Problem to solve
Check every line of the material below for the string "content", and return the ones that have it.

— START Input records —

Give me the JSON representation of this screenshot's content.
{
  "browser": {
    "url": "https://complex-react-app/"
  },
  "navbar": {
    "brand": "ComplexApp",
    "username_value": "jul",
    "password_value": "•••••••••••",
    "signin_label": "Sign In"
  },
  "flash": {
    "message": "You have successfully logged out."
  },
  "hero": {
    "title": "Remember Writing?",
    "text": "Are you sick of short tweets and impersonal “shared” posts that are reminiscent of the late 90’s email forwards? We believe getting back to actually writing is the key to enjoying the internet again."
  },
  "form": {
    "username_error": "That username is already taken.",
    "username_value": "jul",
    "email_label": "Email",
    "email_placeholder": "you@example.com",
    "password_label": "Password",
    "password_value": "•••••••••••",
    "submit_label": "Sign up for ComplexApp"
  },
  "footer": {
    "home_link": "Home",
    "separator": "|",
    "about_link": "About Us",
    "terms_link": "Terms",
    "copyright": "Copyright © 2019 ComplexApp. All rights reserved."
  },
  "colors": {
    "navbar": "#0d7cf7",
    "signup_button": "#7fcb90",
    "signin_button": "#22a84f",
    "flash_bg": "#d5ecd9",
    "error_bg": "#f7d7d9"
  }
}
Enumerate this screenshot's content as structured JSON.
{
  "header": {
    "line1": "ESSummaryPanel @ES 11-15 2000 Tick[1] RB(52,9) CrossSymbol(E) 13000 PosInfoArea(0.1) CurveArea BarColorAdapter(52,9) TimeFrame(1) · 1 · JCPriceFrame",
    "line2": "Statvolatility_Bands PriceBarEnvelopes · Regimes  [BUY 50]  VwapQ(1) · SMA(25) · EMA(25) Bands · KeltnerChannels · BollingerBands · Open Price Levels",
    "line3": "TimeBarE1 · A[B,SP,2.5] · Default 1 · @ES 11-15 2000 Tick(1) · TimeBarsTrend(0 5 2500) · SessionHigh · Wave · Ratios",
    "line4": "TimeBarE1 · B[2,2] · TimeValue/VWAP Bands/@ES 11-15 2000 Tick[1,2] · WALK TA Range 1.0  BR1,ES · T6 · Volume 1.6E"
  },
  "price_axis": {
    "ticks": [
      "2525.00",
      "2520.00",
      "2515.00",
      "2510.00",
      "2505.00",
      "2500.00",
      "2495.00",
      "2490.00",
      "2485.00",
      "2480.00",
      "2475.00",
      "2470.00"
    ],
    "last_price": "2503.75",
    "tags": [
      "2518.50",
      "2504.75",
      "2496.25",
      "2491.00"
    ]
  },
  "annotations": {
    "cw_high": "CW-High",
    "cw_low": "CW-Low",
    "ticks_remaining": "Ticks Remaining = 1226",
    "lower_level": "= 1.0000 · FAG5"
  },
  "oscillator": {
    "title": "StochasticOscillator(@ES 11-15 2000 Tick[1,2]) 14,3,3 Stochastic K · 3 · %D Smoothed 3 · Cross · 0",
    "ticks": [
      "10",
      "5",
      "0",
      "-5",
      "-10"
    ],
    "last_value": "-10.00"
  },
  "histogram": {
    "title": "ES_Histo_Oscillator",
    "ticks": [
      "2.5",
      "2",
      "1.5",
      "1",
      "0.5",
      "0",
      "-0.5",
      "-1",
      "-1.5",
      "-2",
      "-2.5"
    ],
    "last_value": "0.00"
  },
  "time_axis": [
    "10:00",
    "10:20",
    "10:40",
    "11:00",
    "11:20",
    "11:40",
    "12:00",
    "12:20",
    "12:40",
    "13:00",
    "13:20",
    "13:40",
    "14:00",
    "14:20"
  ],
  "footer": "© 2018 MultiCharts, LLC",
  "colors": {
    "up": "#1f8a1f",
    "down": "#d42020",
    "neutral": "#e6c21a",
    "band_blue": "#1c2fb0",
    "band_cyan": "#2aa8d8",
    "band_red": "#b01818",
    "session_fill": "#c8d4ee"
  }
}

— END Input records —

Solution for this task
Give me the JSON representation of this screenshot's content.
Enumerate this screenshot's content as structured JSON.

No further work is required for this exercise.